(SET TASK) Copy out every line of the items unchanged, from the first line down to and including the line with "shopping-cart-icon [23,35,51,59]".

****************************************

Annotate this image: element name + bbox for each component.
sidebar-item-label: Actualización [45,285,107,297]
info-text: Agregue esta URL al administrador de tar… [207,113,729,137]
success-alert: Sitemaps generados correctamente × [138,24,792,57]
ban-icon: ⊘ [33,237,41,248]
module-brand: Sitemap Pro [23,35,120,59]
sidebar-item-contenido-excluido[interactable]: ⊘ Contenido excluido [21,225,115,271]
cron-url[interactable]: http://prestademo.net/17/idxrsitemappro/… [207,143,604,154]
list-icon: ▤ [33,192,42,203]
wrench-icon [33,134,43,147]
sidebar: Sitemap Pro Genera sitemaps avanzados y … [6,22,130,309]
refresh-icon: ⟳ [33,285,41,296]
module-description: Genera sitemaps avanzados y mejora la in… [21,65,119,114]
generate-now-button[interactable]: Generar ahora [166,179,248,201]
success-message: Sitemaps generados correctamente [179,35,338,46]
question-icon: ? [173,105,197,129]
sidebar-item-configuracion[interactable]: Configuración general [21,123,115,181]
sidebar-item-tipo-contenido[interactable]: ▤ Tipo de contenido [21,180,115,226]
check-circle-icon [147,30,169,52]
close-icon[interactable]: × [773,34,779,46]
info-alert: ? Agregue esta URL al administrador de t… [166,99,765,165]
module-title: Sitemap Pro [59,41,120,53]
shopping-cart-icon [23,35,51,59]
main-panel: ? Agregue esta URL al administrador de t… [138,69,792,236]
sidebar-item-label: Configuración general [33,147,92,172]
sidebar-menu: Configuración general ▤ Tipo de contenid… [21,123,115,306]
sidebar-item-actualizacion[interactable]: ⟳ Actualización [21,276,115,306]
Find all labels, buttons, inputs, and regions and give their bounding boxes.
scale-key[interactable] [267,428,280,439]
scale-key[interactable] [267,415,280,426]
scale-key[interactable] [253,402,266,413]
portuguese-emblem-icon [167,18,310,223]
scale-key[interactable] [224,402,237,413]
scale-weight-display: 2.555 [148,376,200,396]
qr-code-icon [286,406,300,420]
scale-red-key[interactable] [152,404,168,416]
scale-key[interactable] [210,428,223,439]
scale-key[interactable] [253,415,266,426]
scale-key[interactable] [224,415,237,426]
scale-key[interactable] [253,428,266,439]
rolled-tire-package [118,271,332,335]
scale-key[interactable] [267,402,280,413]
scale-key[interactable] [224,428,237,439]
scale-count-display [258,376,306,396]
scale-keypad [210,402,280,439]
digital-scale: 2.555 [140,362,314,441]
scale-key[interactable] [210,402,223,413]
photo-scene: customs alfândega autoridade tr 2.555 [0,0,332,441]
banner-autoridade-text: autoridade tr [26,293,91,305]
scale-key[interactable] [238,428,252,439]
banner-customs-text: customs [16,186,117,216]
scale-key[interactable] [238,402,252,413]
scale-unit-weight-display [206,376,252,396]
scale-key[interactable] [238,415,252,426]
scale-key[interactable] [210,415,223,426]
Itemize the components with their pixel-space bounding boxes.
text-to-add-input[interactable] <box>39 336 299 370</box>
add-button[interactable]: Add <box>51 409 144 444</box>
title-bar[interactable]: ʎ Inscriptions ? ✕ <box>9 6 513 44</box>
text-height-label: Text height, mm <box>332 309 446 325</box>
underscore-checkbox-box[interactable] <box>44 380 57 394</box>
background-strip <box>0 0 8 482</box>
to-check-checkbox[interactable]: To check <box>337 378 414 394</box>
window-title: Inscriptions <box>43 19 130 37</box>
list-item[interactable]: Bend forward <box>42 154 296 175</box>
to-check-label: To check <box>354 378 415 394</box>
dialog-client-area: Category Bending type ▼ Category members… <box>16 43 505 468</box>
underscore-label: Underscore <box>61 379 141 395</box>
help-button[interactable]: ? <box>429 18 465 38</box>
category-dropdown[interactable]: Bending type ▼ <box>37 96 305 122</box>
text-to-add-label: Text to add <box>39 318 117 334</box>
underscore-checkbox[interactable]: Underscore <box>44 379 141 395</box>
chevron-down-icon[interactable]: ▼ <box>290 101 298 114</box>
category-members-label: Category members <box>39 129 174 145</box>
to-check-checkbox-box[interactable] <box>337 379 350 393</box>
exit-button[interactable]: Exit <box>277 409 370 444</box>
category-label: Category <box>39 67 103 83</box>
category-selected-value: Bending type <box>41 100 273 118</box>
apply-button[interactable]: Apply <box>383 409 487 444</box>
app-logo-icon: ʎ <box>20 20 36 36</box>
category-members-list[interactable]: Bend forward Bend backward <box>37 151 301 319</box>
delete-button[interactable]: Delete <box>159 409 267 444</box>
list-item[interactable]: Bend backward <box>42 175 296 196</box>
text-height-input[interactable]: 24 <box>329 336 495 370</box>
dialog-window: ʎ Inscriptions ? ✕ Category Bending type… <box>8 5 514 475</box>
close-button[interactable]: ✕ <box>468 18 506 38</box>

****************************************

(REPLY)
Annotate this image: element name + bbox for each component.
sidebar-item-label: Actualización [45,285,107,297]
info-text: Agregue esta URL al administrador de tar… [207,113,729,137]
success-alert: Sitemaps generados correctamente × [138,24,792,57]
ban-icon: ⊘ [33,237,41,248]
module-brand: Sitemap Pro [23,35,120,59]
sidebar-item-contenido-excluido[interactable]: ⊘ Contenido excluido [21,225,115,271]
cron-url[interactable]: http://prestademo.net/17/idxrsitemappro/… [207,143,604,154]
list-icon: ▤ [33,192,42,203]
wrench-icon [33,134,43,147]
sidebar: Sitemap Pro Genera sitemaps avanzados y … [6,22,130,309]
refresh-icon: ⟳ [33,285,41,296]
module-description: Genera sitemaps avanzados y mejora la in… [21,65,119,114]
generate-now-button[interactable]: Generar ahora [166,179,248,201]
success-message: Sitemaps generados correctamente [179,35,338,46]
question-icon: ? [173,105,197,129]
sidebar-item-configuracion[interactable]: Configuración general [21,123,115,181]
sidebar-item-tipo-contenido[interactable]: ▤ Tipo de contenido [21,180,115,226]
check-circle-icon [147,30,169,52]
close-icon[interactable]: × [773,34,779,46]
info-alert: ? Agregue esta URL al administrador de t… [166,99,765,165]
module-title: Sitemap Pro [59,41,120,53]
shopping-cart-icon [23,35,51,59]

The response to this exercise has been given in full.